CHALLENGE:
Find each line holding "steam" and copy it out.

INFORMATION GIVEN:

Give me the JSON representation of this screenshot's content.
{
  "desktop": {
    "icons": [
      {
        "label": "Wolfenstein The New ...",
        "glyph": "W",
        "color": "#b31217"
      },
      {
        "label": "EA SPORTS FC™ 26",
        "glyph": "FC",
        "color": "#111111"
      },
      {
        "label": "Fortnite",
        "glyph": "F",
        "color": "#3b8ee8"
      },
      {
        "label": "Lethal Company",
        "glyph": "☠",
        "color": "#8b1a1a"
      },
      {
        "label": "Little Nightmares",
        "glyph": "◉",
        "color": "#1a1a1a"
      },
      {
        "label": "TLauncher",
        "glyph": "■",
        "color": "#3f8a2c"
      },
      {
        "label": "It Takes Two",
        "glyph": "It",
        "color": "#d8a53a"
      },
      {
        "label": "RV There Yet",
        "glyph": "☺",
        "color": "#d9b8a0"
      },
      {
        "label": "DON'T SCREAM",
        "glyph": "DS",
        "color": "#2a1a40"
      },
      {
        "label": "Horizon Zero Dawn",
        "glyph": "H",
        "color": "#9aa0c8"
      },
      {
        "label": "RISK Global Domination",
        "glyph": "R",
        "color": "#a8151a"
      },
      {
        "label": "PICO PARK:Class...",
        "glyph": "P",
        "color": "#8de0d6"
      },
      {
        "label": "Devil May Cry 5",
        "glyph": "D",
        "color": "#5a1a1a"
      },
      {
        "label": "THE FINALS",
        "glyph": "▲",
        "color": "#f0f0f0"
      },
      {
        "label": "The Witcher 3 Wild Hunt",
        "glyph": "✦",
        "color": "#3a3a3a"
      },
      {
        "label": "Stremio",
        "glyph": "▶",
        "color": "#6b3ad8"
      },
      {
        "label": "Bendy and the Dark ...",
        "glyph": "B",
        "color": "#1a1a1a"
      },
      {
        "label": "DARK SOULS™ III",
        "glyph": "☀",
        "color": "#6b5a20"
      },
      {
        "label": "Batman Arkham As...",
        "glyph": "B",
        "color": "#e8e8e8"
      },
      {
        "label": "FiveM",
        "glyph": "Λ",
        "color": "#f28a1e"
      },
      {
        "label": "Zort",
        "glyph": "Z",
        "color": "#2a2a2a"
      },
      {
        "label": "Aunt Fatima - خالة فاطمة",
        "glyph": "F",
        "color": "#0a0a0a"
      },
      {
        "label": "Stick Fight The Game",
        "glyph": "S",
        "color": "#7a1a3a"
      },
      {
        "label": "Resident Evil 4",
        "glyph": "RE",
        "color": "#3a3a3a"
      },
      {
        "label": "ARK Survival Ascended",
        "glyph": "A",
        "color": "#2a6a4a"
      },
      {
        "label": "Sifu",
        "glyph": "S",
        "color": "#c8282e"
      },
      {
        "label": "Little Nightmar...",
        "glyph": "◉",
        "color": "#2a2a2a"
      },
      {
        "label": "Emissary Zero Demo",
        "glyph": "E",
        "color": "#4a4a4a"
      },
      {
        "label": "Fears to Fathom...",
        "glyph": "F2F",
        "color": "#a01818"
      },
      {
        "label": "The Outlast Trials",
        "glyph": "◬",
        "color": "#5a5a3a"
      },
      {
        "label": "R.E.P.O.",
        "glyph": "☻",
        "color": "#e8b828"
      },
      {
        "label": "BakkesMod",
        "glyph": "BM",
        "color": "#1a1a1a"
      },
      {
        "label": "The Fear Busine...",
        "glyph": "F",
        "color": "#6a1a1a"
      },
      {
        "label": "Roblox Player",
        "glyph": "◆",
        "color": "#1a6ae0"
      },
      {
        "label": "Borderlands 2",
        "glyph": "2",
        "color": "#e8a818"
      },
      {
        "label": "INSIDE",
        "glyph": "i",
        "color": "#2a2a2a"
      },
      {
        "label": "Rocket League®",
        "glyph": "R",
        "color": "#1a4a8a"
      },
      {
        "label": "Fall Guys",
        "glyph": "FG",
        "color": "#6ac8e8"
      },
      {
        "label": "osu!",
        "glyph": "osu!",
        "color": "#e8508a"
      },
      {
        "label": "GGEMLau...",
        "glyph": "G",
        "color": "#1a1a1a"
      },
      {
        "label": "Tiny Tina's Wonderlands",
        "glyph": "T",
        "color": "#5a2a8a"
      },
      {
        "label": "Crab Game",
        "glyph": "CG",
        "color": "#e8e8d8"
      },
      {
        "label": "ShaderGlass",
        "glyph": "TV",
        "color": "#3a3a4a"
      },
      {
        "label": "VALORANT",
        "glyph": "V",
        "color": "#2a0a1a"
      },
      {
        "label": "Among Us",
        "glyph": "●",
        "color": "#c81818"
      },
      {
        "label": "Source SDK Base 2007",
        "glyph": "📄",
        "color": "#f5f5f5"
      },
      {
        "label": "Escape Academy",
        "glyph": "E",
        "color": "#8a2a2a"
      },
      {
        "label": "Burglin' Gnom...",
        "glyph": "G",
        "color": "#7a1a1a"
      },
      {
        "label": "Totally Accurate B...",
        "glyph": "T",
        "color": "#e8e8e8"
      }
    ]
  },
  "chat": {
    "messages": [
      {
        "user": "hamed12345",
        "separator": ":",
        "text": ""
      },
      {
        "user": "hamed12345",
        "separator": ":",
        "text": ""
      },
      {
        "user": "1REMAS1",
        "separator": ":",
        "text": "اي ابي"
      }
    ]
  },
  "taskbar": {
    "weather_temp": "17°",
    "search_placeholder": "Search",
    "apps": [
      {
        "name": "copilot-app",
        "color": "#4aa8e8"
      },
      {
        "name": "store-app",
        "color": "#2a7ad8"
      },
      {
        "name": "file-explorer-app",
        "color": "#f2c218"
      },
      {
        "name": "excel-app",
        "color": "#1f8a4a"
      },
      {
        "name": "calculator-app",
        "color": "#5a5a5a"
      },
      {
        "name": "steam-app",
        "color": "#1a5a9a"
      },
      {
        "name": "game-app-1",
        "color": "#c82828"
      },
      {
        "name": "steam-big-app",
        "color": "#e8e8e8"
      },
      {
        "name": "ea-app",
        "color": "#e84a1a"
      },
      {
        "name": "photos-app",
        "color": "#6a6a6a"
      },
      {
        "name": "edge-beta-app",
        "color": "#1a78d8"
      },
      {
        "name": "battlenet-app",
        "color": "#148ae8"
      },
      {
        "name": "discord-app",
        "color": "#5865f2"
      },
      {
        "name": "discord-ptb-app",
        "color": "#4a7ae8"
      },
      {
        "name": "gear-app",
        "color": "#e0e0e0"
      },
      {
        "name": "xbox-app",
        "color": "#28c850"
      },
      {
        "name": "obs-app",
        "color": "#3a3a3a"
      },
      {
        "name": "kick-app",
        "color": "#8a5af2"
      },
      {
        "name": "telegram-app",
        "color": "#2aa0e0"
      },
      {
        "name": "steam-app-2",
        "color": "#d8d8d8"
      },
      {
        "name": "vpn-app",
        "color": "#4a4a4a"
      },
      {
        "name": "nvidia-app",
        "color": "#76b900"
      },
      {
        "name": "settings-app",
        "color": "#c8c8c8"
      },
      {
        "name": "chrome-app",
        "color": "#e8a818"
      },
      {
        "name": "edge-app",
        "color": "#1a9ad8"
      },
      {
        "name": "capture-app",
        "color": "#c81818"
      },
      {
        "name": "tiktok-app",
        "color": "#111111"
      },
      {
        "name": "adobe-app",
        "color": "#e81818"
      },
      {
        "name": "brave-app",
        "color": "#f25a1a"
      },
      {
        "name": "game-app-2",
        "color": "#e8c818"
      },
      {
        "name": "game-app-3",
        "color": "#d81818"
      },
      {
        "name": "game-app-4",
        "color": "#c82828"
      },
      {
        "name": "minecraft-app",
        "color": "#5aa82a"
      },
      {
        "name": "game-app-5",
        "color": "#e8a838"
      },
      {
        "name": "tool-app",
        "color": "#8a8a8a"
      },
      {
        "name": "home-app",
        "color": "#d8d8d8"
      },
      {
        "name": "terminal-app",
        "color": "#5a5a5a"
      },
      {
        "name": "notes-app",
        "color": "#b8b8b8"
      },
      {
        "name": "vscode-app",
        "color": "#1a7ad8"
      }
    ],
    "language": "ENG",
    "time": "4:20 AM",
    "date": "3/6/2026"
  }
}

EXERCISE OUTPUT:
        "name": "steam-app",
        "name": "steam-big-app",
        "name": "steam-app-2",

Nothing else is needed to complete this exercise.